+++ Extracted data +++

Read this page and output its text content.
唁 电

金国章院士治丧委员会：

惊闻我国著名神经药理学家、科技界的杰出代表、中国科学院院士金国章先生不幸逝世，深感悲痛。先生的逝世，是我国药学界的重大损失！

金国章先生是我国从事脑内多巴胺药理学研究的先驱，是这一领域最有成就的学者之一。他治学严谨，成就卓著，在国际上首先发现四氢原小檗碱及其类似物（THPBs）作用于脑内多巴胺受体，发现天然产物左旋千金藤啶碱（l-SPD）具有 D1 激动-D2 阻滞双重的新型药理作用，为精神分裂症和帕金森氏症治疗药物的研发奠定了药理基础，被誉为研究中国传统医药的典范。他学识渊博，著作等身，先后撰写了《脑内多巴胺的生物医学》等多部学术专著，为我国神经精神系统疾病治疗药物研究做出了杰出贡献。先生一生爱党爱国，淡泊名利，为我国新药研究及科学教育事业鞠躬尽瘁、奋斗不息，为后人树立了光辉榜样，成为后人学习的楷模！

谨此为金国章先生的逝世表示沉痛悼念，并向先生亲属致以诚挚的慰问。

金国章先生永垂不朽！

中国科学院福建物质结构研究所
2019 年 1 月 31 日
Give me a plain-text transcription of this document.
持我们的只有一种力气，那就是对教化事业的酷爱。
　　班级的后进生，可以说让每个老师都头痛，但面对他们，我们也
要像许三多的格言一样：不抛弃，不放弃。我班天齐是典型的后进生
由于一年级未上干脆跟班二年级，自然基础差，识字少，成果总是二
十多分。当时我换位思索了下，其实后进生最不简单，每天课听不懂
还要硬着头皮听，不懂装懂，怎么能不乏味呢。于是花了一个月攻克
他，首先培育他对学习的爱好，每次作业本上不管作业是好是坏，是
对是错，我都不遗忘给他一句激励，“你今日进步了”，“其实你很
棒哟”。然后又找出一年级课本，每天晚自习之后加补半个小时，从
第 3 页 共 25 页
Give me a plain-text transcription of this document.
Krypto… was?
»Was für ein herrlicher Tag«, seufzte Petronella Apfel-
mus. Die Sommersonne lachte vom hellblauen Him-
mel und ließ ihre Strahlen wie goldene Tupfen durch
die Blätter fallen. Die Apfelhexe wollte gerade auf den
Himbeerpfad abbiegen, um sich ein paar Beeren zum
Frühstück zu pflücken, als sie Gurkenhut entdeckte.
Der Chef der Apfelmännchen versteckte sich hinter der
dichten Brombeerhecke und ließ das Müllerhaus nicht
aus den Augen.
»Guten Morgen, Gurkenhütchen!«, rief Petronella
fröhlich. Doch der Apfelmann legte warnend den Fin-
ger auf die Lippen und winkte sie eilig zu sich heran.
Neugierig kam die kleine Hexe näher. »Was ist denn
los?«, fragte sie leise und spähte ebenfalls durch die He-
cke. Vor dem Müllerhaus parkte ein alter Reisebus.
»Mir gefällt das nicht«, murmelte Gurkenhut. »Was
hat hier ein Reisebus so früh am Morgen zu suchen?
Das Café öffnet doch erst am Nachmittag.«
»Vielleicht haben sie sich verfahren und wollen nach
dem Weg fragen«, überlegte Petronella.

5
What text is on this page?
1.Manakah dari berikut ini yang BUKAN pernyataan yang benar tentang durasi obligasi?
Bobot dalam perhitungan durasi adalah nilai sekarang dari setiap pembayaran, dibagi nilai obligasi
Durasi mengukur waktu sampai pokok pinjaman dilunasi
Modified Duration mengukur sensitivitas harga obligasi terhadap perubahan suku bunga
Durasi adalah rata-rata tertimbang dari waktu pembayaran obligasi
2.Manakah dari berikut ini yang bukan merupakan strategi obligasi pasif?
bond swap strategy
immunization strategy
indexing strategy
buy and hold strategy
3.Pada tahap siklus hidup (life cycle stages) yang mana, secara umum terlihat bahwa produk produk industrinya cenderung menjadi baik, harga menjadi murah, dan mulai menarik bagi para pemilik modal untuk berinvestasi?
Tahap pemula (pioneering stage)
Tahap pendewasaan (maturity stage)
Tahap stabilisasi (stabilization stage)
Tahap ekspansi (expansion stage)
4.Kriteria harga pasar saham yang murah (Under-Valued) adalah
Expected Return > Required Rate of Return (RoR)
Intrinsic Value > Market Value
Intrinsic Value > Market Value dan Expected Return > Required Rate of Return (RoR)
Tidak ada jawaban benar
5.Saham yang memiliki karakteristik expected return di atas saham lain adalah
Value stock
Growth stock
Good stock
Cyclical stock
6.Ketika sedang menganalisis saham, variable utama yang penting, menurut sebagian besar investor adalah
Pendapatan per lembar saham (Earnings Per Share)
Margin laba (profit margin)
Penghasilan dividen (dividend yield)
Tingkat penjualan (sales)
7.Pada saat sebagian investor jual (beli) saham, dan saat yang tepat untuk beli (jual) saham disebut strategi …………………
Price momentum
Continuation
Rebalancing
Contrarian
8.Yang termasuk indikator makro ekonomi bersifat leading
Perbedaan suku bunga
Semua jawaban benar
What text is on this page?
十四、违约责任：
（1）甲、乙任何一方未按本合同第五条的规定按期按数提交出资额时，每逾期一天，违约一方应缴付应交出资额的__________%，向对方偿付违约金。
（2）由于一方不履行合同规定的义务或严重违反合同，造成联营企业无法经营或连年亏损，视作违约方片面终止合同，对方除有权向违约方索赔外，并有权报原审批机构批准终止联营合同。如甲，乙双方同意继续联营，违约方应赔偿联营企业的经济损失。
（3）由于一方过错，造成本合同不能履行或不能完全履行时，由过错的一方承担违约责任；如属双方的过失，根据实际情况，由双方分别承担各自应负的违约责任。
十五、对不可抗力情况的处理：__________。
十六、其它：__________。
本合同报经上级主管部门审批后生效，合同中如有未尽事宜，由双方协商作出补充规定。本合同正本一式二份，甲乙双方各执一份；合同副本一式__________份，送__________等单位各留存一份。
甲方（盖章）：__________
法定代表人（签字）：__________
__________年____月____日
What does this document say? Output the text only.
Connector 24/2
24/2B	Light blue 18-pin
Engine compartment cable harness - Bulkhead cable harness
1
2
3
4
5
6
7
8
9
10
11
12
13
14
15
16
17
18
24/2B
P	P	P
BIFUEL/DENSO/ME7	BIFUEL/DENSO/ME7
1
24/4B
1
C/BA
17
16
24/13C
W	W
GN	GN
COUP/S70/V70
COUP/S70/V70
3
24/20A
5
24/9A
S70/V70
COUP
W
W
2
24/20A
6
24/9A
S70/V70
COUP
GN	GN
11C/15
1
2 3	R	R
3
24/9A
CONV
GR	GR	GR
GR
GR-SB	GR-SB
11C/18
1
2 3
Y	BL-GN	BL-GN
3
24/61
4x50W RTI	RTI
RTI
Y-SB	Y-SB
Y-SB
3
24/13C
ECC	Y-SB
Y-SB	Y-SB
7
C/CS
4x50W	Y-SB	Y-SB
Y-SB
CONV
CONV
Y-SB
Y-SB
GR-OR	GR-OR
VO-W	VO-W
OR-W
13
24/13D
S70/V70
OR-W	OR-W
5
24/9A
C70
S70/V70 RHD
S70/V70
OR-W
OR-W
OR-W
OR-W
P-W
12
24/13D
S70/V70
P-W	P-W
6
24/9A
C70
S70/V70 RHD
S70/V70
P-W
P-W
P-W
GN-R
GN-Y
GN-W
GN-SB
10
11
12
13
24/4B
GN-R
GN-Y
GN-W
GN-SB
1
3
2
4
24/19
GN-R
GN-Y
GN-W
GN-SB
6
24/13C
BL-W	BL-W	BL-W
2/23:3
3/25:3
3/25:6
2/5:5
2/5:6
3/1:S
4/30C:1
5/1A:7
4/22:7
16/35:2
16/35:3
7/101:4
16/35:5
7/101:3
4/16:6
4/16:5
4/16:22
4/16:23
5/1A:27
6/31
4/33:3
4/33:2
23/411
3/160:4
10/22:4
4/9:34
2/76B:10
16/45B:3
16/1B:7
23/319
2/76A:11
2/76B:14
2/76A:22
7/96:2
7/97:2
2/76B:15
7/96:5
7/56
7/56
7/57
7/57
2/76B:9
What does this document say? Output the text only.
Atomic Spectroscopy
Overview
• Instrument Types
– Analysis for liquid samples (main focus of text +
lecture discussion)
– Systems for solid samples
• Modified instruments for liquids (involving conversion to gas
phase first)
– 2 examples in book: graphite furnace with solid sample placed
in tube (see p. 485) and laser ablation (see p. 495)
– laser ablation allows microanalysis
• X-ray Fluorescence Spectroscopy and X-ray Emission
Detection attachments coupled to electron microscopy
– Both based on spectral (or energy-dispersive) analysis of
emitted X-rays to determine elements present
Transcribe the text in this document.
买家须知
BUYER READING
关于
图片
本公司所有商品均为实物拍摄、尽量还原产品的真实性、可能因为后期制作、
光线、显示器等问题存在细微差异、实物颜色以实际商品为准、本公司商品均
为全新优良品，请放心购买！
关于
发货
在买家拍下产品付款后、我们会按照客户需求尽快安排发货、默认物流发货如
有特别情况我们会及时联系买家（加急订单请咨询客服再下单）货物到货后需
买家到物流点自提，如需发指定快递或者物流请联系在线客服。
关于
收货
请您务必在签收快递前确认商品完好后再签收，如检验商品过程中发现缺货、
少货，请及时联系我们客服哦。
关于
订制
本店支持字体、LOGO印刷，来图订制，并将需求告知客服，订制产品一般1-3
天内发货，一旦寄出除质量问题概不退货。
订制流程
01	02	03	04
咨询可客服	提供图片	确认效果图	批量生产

+++

» Objective: Exactly repeat the lines from the line that contains "Transcribe the text in this document." to the end of the entries, both included, and leave out all other lines.

» Answer below:
Transcribe the text in this document.
买家须知
BUYER READING
关于
图片
本公司所有商品均为实物拍摄、尽量还原产品的真实性、可能因为后期制作、
光线、显示器等问题存在细微差异、实物颜色以实际商品为准、本公司商品均
为全新优良品，请放心购买！
关于
发货
在买家拍下产品付款后、我们会按照客户需求尽快安排发货、默认物流发货如
有特别情况我们会及时联系买家（加急订单请咨询客服再下单）货物到货后需
买家到物流点自提，如需发指定快递或者物流请联系在线客服。
关于
收货
请您务必在签收快递前确认商品完好后再签收，如检验商品过程中发现缺货、
少货，请及时联系我们客服哦。
关于
订制
本店支持字体、LOGO印刷，来图订制，并将需求告知客服，订制产品一般1-3
天内发货，一旦寄出除质量问题概不退货。
订制流程
01	02	03	04
咨询可客服	提供图片	确认效果图	批量生产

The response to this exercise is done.